======== Task inputs
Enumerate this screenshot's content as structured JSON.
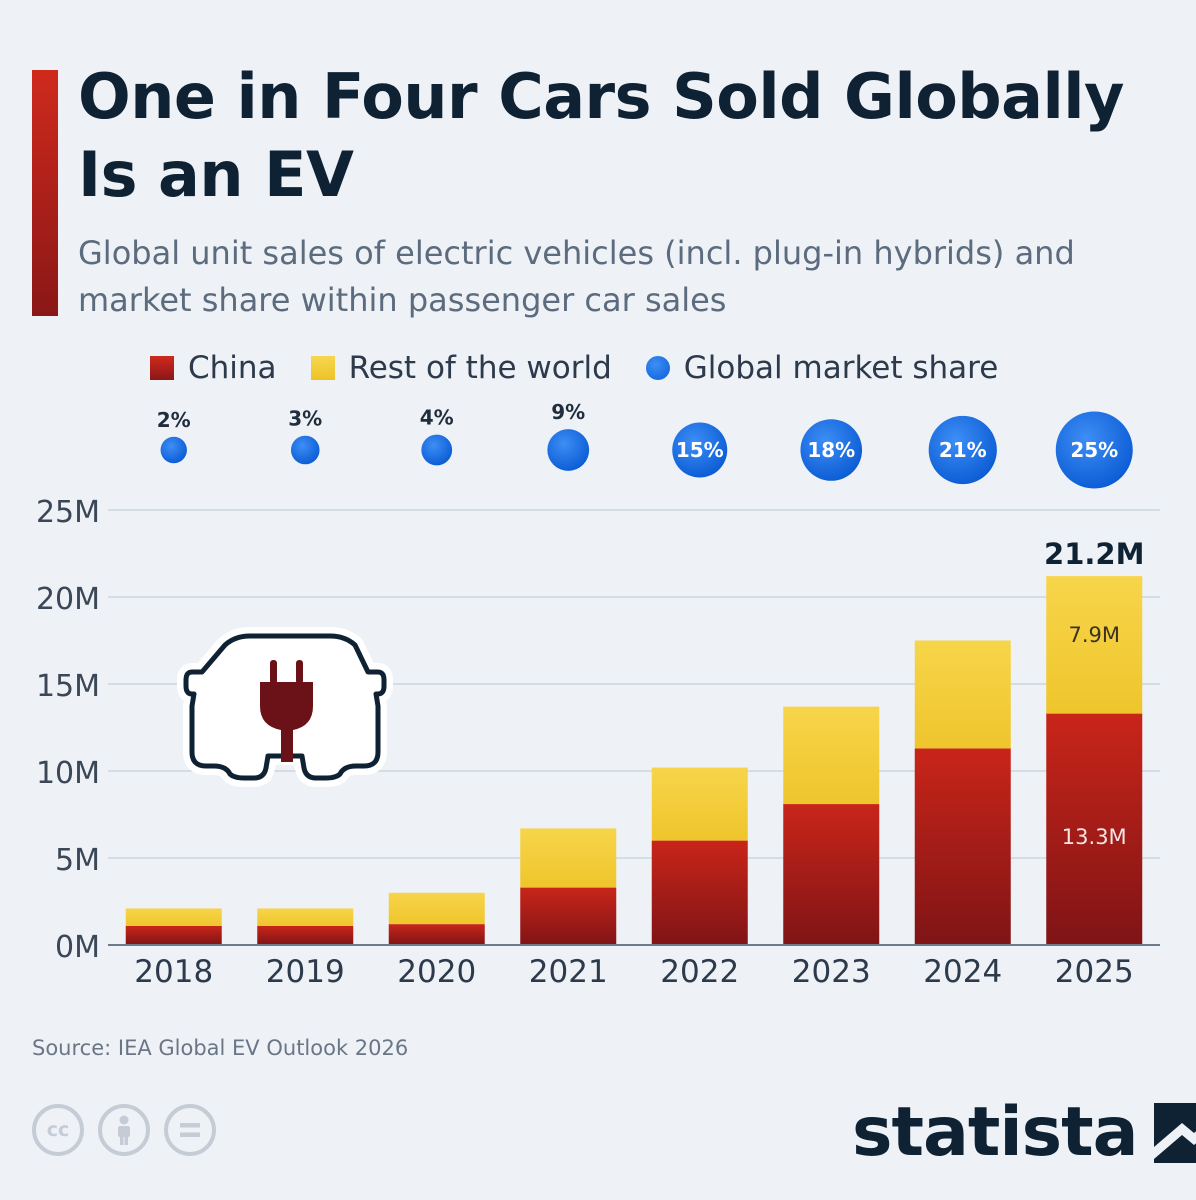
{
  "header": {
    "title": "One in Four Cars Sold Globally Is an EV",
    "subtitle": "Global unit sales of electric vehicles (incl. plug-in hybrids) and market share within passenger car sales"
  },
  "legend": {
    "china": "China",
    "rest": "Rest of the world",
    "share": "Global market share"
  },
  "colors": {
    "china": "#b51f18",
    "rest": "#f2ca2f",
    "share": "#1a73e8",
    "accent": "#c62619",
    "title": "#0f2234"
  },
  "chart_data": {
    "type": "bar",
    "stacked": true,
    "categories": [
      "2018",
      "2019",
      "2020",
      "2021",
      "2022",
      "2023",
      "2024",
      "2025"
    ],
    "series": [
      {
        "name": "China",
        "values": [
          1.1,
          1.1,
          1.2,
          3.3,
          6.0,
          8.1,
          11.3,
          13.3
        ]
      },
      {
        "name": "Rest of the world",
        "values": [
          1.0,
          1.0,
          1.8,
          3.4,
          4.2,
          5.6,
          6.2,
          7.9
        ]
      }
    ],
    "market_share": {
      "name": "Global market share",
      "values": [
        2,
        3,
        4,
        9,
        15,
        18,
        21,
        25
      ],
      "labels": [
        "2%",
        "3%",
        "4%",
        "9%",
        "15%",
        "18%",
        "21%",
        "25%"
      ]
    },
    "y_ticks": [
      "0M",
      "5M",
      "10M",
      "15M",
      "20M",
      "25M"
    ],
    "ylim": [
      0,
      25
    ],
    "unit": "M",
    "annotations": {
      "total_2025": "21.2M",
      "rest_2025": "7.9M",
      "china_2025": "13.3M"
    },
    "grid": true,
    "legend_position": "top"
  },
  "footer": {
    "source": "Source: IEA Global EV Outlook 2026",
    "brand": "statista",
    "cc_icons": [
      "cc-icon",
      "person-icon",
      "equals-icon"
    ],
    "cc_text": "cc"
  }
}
================
### Exercise
Of the lines above, copy each that contains "name".

### Task answer
        "name": "China",
        "name": "Rest of the world",
      "name": "Global market share",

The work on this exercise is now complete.